#### [Co zrobić]
**1)** Do kogo według fragmentu strony o wrestlingu skierowany jest produkt WWE?
**2)** Przepisz dokładnie część wierszy danych, która zaczyna się od pierwszego wiersza i kończy na wierszu zawierającym „744, 135, 786]”, łącznie z nim.

#### [Fragment strony]

Jedyne uzasadnienie ratingów jakie potrafię znaleźć to to, że wrestling w dzisiejszych czasach oglądają głównie ludzie młodzi. Starszych już to nie kręci tak jak kiedyś. Produkt WWE jest skierowany do najmłodszych czyli do przeważającej większości oglądających tego typu rozrywkę. To automatycznie przekłada się na wyniki oglądalności. Tak to sobie tłumaczę, może jest inaczej, pewności nie mam.

 

Co do Nash'a czy the bANd, to może są oni już starsi i kiepsko się ruszają, ale mają swoich, starszych fanów, dla których byli gwiazdami dzieciństwa. To jest niejako ukłon do nich, za co jeszcze bardziej popieram TNA. Mimo wszystko nadal Kevin Nash jest moim ulubieńcem i Total Non-Stop Action oglądam głównie dla niego. Oby dawał radę jak najdłużej i kontuzje omijały go szerokim łukiem :grin: . Wiecznie wałczył nie będzie, ale każdy kolejny występ to dla mnie mała dawka radości.

#### [Dostarczone dane]
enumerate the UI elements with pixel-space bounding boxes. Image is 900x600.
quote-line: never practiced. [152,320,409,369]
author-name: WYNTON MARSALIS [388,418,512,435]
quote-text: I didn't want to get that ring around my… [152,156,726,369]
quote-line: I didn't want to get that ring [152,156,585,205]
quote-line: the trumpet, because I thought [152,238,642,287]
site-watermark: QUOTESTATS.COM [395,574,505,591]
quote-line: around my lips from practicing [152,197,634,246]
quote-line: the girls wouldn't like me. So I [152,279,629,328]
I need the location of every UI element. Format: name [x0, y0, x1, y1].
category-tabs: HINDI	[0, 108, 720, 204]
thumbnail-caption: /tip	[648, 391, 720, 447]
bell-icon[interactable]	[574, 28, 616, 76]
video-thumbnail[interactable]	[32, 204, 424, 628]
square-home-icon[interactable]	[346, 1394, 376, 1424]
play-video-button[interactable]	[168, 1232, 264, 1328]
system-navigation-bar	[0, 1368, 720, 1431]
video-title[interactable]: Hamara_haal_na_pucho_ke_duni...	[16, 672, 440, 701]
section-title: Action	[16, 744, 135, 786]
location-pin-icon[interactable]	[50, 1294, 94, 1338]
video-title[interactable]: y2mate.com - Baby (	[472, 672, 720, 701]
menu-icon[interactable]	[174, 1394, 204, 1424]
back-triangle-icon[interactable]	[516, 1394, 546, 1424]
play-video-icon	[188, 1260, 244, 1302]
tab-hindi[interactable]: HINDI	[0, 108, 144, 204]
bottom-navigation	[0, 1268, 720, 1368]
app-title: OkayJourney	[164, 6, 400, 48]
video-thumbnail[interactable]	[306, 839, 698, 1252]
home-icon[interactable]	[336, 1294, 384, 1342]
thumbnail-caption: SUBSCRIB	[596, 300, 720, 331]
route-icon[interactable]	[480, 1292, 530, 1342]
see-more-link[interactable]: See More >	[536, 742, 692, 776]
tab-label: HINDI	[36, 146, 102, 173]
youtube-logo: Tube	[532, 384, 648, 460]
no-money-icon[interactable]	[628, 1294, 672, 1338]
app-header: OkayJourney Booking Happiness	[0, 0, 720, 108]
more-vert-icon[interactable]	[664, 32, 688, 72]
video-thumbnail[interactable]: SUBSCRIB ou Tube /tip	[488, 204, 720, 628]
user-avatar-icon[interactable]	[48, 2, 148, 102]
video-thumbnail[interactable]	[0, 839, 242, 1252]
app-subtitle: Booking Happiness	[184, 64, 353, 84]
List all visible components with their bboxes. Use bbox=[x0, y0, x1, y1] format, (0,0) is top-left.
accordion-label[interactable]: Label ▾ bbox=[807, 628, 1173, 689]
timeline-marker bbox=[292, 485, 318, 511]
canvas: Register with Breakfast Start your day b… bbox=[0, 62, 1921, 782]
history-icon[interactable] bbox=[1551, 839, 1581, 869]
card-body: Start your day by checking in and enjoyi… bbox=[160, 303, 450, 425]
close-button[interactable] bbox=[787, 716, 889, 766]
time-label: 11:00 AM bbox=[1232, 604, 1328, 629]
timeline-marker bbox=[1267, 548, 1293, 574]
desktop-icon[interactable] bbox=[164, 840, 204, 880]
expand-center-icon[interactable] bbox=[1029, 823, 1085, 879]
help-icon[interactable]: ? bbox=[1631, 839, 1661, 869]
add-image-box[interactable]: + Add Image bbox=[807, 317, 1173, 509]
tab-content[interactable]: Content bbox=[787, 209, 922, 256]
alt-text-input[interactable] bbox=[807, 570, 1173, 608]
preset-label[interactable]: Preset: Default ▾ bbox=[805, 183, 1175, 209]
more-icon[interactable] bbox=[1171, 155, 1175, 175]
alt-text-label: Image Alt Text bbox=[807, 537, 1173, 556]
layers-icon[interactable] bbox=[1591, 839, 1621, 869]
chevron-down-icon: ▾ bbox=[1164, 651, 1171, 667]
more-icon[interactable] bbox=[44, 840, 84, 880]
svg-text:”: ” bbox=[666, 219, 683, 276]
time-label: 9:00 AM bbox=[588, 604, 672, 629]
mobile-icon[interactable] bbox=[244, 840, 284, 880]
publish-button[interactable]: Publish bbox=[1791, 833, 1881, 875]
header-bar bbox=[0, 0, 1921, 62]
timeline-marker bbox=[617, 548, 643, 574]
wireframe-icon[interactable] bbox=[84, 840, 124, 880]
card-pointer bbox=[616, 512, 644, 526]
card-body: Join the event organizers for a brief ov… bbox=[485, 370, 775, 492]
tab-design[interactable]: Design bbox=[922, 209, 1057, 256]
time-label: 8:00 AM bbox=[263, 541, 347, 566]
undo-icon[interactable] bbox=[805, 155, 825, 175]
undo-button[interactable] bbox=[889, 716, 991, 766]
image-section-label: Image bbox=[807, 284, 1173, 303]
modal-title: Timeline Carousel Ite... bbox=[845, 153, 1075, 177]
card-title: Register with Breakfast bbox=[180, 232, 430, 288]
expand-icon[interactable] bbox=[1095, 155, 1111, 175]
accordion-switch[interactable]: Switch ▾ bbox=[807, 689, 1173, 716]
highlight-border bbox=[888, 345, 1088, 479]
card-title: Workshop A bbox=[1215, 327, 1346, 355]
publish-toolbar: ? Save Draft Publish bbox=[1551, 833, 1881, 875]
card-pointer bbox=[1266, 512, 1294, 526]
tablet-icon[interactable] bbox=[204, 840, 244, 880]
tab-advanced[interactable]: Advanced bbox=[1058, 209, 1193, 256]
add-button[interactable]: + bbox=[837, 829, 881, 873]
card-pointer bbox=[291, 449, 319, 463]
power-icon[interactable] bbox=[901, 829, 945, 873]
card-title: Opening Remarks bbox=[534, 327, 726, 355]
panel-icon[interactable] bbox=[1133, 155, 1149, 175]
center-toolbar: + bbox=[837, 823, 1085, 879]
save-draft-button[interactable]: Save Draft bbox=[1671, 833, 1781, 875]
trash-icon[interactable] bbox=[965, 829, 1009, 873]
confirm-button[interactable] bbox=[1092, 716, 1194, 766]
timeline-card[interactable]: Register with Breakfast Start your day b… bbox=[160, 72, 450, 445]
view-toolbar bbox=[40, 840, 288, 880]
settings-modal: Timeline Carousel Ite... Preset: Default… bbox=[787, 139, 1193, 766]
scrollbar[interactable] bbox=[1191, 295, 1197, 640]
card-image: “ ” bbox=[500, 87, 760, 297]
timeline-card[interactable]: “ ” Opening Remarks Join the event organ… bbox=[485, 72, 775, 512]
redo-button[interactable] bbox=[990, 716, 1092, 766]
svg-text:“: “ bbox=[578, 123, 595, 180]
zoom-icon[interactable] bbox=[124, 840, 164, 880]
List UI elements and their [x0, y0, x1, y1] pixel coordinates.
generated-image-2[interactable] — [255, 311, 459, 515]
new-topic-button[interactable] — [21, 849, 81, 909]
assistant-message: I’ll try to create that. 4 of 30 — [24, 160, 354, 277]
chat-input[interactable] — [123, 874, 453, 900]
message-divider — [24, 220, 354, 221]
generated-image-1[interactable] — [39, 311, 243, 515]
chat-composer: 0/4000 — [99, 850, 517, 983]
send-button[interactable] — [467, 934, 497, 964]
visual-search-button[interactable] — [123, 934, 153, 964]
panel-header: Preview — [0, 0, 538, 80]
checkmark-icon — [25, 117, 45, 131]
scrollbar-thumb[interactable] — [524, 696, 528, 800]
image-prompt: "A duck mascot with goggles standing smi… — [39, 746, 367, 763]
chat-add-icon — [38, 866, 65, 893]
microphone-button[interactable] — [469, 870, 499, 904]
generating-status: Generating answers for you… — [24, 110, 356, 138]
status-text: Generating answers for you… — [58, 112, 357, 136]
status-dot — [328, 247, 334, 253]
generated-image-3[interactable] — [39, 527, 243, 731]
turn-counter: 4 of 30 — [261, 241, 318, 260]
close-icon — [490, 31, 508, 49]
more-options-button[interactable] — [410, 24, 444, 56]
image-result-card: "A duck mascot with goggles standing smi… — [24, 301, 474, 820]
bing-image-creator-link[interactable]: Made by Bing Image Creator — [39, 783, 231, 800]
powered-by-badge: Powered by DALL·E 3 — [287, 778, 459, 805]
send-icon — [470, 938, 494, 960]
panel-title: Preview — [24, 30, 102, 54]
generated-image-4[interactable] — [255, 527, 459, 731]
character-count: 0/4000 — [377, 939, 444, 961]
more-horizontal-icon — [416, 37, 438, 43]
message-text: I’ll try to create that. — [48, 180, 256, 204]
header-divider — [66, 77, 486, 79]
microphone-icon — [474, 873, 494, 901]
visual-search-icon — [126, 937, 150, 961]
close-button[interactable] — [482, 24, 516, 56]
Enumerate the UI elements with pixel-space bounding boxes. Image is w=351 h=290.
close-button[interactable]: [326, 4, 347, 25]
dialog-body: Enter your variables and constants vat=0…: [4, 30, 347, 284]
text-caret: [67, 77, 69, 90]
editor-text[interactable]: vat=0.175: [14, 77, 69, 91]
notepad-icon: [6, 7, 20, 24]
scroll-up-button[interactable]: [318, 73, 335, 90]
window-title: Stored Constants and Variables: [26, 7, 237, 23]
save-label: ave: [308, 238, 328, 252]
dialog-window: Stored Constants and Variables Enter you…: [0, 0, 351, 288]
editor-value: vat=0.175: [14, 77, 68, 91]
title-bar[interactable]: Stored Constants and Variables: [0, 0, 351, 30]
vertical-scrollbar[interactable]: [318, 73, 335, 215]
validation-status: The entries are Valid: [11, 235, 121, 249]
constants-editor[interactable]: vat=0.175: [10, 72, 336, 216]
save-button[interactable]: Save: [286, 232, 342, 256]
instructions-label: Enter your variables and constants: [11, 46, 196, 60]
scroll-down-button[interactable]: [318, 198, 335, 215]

#### [Odpowiedzi do zadań]
**1)** Do najmłodszych, czyli do przeważającej większości oglądających tego typu rozrywkę.

**2)**
enumerate the UI elements with pixel-space bounding boxes. Image is 900x600.
quote-line: never practiced. [152,320,409,369]
author-name: WYNTON MARSALIS [388,418,512,435]
quote-text: I didn't want to get that ring around my… [152,156,726,369]
quote-line: I didn't want to get that ring [152,156,585,205]
quote-line: the trumpet, because I thought [152,238,642,287]
site-watermark: QUOTESTATS.COM [395,574,505,591]
quote-line: around my lips from practicing [152,197,634,246]
quote-line: the girls wouldn't like me. So I [152,279,629,328]
I need the location of every UI element. Format: name [x0, y0, x1, y1].
category-tabs: HINDI	[0, 108, 720, 204]
thumbnail-caption: /tip	[648, 391, 720, 447]
bell-icon[interactable]	[574, 28, 616, 76]
video-thumbnail[interactable]	[32, 204, 424, 628]
square-home-icon[interactable]	[346, 1394, 376, 1424]
play-video-button[interactable]	[168, 1232, 264, 1328]
system-navigation-bar	[0, 1368, 720, 1431]
video-title[interactable]: Hamara_haal_na_pucho_ke_duni...	[16, 672, 440, 701]
section-title: Action	[16, 744, 135, 786]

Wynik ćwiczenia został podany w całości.